- [EXERCISE AIM]:
In the records below, find each line with the word "Response" and copy it.
====================
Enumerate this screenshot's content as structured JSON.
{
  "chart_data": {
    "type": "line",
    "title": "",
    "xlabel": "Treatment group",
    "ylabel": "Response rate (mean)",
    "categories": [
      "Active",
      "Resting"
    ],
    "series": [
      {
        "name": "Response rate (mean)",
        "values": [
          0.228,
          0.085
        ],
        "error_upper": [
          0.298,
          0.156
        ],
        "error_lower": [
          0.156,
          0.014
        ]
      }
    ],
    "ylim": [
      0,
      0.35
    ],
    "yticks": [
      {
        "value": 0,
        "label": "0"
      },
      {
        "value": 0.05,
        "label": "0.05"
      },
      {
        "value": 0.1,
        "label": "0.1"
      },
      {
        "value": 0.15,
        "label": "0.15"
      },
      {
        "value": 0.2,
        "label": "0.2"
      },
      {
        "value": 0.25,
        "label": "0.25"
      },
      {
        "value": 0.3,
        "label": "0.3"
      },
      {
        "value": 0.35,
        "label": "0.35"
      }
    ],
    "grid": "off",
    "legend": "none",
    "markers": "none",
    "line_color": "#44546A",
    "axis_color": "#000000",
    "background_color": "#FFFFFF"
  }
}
====================
- [SOLUTION TO THE EXERCISE]:
    "ylabel": "Response rate (mean)",
        "name": "Response rate (mean)",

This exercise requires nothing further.